__Problem statement__. Search the records below for the word "minska" and show every line where it occurs.

--- Record set Enclosed Below ---

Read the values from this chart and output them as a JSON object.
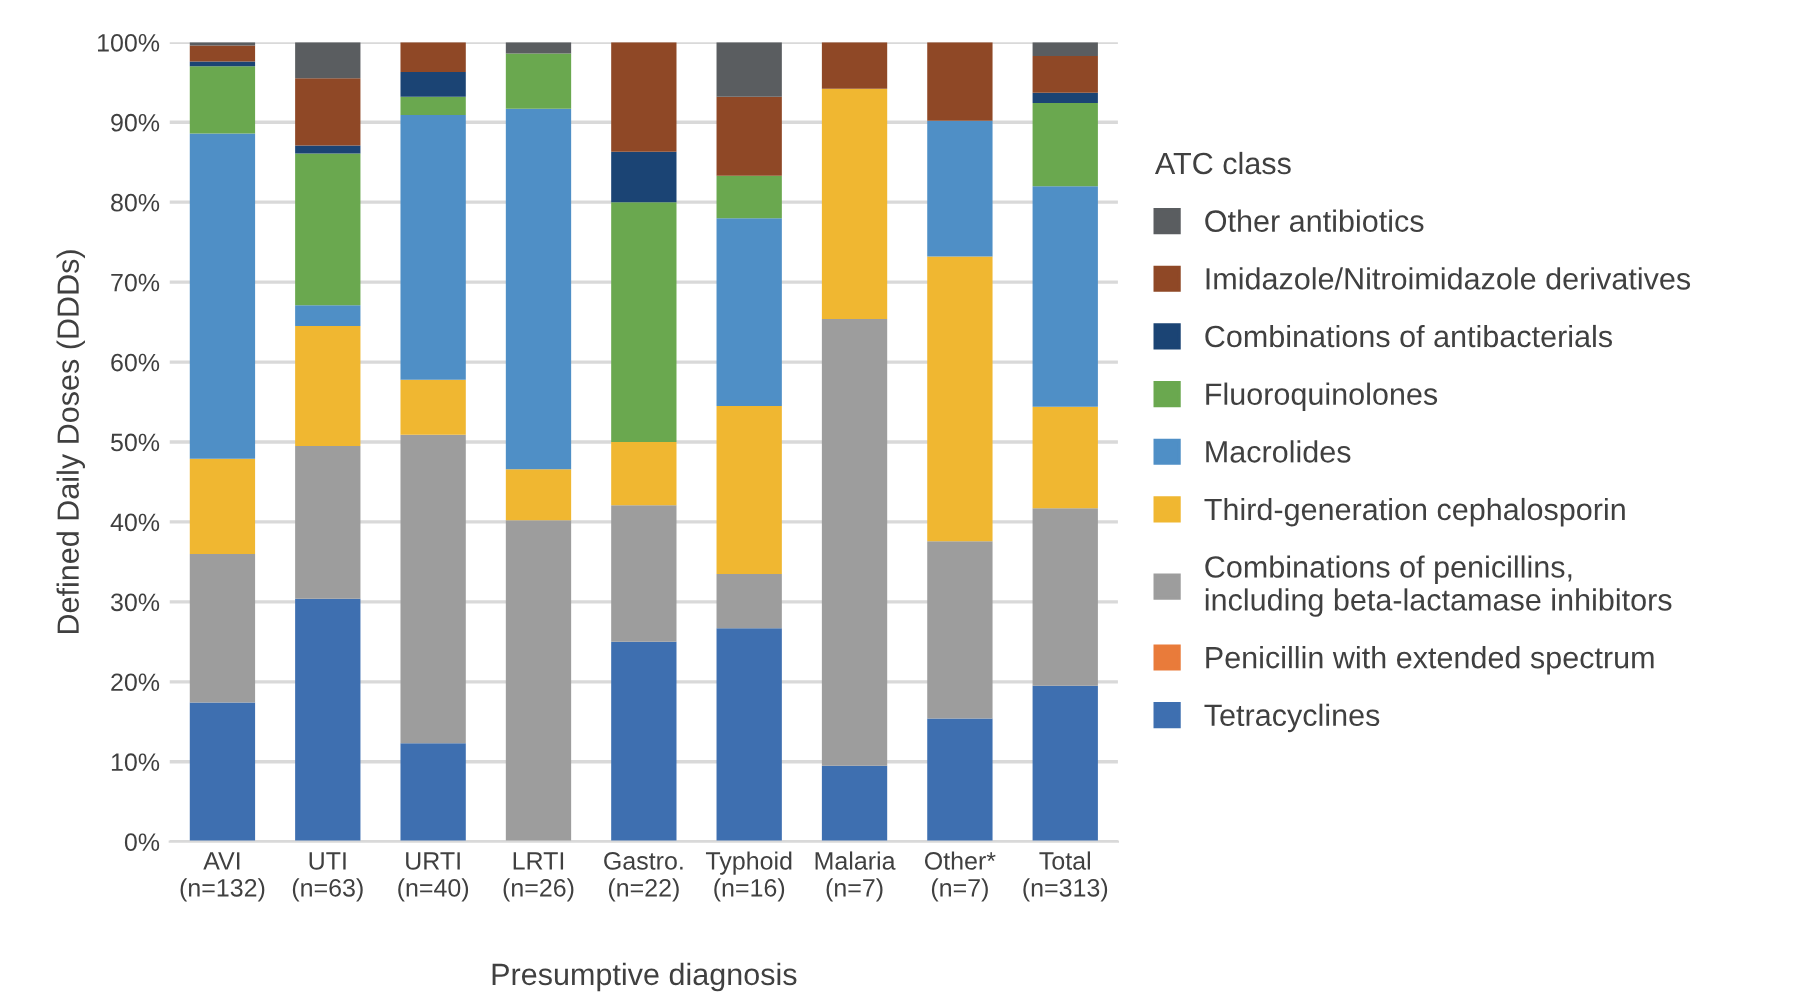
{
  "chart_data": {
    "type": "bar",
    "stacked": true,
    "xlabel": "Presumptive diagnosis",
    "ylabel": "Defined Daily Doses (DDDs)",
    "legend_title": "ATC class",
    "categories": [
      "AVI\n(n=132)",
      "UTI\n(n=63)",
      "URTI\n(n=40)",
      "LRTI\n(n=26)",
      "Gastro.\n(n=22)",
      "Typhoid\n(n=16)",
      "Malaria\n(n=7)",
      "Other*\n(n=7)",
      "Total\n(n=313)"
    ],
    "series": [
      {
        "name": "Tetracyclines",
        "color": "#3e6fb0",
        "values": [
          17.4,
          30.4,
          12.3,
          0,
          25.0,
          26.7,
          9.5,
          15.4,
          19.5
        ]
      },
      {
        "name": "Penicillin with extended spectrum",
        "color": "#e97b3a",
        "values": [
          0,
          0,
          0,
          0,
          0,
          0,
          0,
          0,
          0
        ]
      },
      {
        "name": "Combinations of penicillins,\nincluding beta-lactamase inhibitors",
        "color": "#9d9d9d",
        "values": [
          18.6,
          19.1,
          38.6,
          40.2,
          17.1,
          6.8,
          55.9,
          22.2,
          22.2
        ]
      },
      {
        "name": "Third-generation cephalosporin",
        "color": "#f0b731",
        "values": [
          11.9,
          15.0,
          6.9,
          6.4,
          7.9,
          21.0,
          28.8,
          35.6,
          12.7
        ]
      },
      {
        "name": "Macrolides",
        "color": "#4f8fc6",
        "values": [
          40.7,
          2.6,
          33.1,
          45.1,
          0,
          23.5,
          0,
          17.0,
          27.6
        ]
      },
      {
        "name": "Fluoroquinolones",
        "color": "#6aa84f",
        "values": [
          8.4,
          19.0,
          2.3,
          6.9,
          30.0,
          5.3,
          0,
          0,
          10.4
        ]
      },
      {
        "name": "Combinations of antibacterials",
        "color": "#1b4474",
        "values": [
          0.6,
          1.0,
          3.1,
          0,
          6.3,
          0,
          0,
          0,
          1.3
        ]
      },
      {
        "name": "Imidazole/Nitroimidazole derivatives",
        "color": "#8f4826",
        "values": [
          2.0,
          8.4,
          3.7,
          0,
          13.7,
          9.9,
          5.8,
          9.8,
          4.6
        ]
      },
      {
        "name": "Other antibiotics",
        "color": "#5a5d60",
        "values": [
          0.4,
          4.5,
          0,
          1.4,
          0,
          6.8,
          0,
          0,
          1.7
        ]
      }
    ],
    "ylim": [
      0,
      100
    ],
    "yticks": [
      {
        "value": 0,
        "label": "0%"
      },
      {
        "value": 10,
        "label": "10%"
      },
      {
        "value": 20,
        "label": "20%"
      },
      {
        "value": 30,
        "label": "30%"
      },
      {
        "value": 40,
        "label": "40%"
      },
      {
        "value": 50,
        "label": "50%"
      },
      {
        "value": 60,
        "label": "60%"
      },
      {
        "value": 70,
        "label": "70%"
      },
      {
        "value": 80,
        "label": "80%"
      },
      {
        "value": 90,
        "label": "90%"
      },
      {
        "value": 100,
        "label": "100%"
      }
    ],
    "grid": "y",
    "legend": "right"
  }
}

--- End of Enclosed Record set ---
--- Record set Enclosed Below ---

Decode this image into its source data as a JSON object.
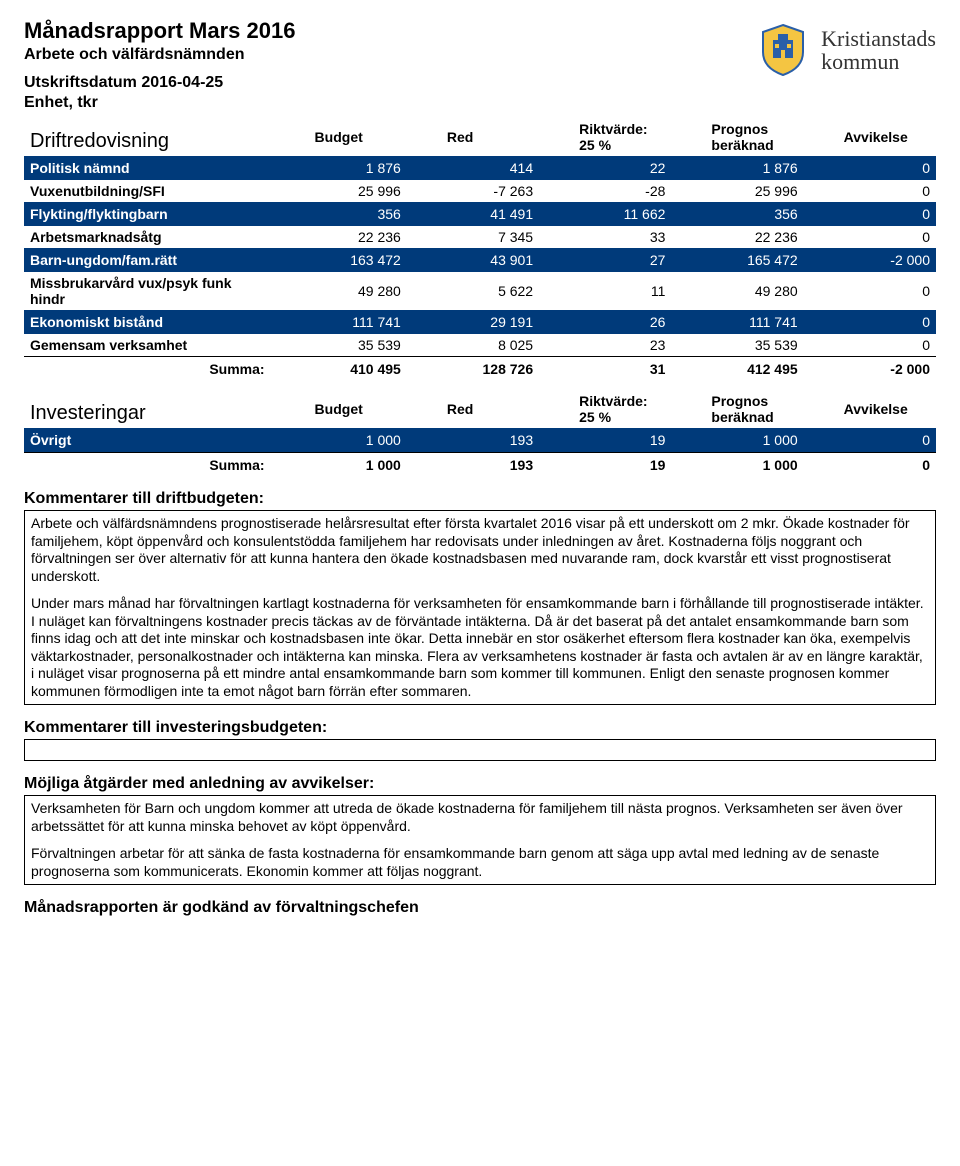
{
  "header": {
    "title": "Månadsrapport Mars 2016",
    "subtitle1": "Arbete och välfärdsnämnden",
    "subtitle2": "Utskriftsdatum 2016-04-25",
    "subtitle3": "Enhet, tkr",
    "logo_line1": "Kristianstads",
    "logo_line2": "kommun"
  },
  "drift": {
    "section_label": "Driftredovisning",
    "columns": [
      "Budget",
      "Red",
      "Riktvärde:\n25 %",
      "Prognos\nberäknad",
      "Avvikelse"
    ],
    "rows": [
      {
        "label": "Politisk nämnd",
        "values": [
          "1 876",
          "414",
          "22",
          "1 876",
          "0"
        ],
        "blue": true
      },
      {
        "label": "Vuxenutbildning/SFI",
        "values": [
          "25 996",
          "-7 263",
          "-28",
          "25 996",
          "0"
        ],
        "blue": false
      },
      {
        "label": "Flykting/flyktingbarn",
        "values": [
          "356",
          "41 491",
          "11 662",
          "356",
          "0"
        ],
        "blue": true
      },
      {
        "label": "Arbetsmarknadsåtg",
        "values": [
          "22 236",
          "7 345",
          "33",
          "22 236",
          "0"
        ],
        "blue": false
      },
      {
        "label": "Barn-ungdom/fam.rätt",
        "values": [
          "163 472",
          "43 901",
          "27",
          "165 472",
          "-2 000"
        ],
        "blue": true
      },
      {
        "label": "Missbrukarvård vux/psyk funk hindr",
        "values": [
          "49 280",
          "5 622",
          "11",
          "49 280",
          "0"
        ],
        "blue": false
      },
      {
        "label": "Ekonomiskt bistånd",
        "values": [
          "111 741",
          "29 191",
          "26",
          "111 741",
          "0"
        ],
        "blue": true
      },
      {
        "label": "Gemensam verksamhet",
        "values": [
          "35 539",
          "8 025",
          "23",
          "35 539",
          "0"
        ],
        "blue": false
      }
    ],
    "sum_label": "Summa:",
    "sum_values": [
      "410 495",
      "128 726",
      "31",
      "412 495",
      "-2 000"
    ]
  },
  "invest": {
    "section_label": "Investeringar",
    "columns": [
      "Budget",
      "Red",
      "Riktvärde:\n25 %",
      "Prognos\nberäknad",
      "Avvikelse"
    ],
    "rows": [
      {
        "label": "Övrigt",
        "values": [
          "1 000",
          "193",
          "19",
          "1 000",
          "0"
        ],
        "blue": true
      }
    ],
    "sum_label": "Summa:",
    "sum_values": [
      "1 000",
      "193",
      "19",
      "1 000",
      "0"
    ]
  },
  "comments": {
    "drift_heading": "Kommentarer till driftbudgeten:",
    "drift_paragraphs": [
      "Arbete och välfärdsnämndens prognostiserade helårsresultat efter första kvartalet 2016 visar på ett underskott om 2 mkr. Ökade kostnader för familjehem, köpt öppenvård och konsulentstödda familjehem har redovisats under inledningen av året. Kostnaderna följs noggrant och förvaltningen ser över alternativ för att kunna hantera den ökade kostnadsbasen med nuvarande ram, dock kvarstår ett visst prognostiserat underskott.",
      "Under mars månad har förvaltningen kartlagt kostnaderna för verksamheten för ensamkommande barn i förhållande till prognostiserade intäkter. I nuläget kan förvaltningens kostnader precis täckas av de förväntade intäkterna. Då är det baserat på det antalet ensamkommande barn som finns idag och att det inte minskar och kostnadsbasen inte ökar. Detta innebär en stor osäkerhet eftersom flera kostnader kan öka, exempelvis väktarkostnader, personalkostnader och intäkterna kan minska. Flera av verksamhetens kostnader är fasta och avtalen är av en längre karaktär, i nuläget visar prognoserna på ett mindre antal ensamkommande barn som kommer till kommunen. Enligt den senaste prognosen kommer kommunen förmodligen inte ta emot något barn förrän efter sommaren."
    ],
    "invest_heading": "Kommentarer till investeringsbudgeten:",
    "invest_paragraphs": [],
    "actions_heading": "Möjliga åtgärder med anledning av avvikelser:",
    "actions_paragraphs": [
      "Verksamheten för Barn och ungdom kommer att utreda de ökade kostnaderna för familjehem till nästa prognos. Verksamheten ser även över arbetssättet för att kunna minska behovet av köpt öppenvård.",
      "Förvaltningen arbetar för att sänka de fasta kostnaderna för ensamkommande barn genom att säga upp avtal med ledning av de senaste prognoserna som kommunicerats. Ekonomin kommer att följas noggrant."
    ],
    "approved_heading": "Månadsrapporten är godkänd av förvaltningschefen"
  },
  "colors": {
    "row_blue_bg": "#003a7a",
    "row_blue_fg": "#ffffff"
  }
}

--- End of Enclosed Record set ---

__Output of the task__.
      "Under mars månad har förvaltningen kartlagt kostnaderna för verksamheten för ensamkommande barn i förhållande till prognostiserade intäkter. I nuläget kan förvaltningens kostnader precis täckas av de förväntade intäkterna. Då är det baserat på det antalet ensamkommande barn som finns idag och att det inte minskar och kostnadsbasen inte ökar. Detta innebär en stor osäkerhet eftersom flera kostnader kan öka, exempelvis väktarkostnader, personalkostnader och intäkterna kan minska. Flera av verksamhetens kostnader är fasta och avtalen är av en längre karaktär, i nuläget visar prognoserna på ett mindre antal ensamkommande barn som kommer till kommunen. Enligt den senaste prognosen kommer kommunen förmodligen inte ta emot något barn förrän efter sommaren."
      "Verksamheten för Barn och ungdom kommer att utreda de ökade kostnaderna för familjehem till nästa prognos. Verksamheten ser även över arbetssättet för att kunna minska behovet av köpt öppenvård.",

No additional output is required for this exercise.